* BEGIN Records shown *

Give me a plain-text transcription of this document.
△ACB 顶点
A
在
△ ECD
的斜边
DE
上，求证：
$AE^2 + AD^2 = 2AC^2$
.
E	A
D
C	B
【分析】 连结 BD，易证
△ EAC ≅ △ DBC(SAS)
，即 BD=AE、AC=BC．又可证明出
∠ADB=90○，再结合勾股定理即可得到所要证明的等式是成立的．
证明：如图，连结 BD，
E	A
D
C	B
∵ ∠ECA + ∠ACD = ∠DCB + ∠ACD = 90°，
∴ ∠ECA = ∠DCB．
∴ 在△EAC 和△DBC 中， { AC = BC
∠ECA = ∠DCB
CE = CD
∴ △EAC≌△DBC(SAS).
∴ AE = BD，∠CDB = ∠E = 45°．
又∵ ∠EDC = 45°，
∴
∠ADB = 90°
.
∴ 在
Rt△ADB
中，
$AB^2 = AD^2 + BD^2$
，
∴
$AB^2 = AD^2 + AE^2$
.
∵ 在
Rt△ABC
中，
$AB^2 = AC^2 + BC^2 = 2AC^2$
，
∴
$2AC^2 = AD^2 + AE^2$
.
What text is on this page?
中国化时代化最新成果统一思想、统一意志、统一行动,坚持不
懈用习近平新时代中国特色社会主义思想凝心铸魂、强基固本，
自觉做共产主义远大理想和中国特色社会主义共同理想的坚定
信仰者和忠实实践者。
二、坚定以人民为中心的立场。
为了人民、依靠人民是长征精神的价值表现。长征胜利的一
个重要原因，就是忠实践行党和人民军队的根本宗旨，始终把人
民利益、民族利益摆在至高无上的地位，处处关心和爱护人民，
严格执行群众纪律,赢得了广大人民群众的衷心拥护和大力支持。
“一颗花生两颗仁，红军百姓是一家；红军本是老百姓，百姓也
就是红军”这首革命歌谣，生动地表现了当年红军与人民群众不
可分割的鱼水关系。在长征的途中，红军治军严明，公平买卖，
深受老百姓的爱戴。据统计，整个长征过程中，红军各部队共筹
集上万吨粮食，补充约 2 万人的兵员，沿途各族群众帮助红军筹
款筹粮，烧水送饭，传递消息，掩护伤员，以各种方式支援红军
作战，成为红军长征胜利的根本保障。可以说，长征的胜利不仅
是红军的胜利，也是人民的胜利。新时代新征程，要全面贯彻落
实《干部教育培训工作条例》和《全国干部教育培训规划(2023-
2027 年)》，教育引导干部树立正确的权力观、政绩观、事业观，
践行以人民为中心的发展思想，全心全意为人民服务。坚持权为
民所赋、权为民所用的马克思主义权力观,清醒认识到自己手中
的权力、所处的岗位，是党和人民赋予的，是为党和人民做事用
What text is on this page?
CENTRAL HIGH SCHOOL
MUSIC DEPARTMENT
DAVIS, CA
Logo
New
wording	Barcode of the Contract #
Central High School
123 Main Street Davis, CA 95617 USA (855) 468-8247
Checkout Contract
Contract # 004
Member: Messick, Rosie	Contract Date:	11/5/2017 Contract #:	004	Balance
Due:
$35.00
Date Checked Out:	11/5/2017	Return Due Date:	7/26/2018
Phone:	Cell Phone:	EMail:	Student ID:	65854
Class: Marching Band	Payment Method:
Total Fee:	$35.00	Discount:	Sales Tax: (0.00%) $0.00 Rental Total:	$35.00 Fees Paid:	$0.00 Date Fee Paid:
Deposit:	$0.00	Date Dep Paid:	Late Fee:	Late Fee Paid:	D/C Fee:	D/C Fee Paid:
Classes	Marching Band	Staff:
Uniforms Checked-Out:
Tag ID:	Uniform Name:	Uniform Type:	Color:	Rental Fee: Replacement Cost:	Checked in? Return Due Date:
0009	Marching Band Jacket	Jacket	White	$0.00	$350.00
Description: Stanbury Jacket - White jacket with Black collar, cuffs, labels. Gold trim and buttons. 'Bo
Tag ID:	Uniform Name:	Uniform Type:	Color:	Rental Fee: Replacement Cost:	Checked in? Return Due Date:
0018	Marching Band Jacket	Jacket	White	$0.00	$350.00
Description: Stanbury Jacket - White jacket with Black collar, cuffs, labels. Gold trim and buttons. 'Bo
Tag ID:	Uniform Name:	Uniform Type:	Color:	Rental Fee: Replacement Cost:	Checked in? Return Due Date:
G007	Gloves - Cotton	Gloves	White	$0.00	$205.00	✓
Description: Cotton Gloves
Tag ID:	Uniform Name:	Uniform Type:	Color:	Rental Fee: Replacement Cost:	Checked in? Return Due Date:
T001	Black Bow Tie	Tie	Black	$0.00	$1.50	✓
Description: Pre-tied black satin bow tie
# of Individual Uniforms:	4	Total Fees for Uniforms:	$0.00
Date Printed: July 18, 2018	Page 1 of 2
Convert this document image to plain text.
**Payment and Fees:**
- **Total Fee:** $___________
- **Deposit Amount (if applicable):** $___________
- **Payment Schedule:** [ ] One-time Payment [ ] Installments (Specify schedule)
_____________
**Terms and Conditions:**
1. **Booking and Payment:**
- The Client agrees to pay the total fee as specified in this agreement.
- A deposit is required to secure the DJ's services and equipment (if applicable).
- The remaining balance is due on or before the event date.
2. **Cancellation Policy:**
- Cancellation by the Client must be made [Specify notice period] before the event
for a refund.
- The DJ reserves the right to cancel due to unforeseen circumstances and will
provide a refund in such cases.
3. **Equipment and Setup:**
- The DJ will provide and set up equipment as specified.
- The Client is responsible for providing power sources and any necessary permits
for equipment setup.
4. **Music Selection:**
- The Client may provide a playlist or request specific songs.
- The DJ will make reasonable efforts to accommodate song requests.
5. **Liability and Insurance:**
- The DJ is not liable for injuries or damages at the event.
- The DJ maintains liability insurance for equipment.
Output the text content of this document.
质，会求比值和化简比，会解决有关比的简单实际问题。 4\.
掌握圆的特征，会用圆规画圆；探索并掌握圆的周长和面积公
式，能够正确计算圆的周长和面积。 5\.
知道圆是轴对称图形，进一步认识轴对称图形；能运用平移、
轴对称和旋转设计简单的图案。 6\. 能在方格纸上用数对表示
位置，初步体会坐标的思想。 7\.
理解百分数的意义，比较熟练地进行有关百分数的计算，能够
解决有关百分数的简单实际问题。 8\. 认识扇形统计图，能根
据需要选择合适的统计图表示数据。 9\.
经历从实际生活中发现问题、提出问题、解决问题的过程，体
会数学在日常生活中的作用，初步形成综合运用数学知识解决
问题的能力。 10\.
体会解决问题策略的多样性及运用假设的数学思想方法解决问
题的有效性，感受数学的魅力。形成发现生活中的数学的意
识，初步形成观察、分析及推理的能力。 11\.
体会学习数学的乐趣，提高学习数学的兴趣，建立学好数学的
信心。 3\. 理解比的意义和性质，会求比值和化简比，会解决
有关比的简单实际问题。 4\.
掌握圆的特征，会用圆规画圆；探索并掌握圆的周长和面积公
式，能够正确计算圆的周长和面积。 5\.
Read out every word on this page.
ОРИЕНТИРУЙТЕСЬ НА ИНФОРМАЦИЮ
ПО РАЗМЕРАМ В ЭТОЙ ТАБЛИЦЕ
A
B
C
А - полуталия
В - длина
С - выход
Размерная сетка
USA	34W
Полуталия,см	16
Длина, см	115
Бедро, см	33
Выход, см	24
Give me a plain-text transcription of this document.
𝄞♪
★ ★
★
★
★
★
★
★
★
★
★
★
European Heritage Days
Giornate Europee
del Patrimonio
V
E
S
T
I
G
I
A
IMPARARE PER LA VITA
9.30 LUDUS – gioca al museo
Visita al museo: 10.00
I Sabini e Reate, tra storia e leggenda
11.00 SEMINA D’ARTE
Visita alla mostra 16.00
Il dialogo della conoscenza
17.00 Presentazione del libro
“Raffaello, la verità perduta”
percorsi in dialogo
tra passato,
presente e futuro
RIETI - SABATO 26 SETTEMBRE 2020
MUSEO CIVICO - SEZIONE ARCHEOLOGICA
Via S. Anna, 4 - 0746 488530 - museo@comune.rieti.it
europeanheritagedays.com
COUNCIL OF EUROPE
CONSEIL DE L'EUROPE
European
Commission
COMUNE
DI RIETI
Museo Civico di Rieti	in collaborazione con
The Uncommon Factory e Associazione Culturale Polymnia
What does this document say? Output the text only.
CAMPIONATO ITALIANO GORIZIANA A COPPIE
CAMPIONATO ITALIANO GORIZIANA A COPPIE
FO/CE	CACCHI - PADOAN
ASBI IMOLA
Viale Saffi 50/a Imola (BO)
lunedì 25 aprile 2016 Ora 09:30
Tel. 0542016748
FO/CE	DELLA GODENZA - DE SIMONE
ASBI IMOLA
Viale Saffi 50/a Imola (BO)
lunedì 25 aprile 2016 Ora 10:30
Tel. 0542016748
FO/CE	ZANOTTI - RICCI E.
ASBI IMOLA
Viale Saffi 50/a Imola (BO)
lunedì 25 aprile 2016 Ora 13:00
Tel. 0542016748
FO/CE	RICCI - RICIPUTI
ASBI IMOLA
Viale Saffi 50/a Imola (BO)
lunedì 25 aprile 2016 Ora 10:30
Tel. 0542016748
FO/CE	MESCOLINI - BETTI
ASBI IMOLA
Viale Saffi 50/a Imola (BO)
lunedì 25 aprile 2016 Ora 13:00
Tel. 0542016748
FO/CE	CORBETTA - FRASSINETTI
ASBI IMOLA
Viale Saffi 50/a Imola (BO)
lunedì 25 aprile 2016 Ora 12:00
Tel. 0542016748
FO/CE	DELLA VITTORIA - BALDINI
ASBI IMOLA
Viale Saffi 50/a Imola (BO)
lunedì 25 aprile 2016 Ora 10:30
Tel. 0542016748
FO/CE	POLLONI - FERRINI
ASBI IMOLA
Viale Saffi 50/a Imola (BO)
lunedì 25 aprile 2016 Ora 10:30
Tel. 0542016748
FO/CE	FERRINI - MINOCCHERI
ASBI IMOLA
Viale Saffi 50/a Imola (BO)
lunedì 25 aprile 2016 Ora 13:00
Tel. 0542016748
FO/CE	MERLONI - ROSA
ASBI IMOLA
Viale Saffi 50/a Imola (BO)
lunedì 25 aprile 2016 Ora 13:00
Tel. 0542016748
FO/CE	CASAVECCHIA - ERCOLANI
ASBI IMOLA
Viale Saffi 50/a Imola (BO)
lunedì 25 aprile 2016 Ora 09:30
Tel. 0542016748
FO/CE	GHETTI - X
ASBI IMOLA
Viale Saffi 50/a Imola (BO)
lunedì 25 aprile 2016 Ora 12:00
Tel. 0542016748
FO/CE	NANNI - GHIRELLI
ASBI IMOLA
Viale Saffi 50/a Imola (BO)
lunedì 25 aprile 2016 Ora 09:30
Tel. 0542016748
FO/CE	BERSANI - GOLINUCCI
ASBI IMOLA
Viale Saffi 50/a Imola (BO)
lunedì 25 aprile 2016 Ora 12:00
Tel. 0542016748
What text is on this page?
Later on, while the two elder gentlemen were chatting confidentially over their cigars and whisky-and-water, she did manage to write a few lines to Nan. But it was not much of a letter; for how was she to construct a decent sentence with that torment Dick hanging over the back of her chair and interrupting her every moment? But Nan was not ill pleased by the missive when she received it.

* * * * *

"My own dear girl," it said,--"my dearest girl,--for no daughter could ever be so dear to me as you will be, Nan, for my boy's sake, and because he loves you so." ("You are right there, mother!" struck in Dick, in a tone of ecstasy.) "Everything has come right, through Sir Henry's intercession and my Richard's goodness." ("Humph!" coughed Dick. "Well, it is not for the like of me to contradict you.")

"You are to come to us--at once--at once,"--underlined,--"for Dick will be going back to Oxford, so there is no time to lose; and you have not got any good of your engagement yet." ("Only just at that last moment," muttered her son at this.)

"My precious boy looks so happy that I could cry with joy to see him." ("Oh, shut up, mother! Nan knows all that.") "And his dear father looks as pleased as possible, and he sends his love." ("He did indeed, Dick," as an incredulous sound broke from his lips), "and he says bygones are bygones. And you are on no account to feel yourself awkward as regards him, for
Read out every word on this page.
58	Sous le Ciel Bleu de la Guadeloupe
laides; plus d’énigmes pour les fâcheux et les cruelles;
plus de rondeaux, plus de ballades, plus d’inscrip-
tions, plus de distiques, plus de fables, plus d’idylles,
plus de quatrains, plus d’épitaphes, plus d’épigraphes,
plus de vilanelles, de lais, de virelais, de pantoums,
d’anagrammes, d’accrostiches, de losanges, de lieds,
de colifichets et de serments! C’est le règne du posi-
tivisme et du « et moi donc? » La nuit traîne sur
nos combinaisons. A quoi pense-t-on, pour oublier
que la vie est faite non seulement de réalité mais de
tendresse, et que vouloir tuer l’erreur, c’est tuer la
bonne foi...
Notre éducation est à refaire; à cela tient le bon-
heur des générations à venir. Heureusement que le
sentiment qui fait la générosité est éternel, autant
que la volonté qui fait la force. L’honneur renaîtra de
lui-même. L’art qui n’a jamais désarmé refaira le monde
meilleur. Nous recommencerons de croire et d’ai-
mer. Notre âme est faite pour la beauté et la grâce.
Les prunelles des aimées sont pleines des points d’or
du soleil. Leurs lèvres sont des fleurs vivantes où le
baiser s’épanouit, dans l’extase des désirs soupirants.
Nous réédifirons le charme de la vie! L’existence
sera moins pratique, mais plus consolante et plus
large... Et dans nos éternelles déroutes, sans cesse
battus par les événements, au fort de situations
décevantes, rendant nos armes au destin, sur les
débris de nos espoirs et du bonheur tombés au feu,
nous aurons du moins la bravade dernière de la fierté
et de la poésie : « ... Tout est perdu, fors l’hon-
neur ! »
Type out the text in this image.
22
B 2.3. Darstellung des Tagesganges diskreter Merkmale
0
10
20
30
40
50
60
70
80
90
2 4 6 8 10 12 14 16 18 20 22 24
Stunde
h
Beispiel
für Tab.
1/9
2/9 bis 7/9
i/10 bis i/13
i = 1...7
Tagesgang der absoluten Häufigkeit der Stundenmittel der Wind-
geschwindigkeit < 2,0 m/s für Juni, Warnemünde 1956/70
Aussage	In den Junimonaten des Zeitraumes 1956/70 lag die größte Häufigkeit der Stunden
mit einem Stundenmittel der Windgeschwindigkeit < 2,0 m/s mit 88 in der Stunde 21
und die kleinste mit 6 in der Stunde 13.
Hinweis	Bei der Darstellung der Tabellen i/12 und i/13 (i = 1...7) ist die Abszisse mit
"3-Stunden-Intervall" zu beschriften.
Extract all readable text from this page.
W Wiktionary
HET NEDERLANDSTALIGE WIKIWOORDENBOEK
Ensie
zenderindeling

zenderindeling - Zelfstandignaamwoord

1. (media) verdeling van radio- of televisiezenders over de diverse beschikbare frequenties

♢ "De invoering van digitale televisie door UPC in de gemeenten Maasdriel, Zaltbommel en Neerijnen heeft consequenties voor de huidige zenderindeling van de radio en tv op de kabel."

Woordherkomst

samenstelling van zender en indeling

* END Records shown *

Stated task
Copy each line holding the word "Client" from the listing above.

Output
- The Client agrees to pay the total fee as specified in this agreement.
- Cancellation by the Client must be made [Specify notice period] before the event
- The Client is responsible for providing power sources and any necessary permits
- The Client may provide a playlist or request specific songs.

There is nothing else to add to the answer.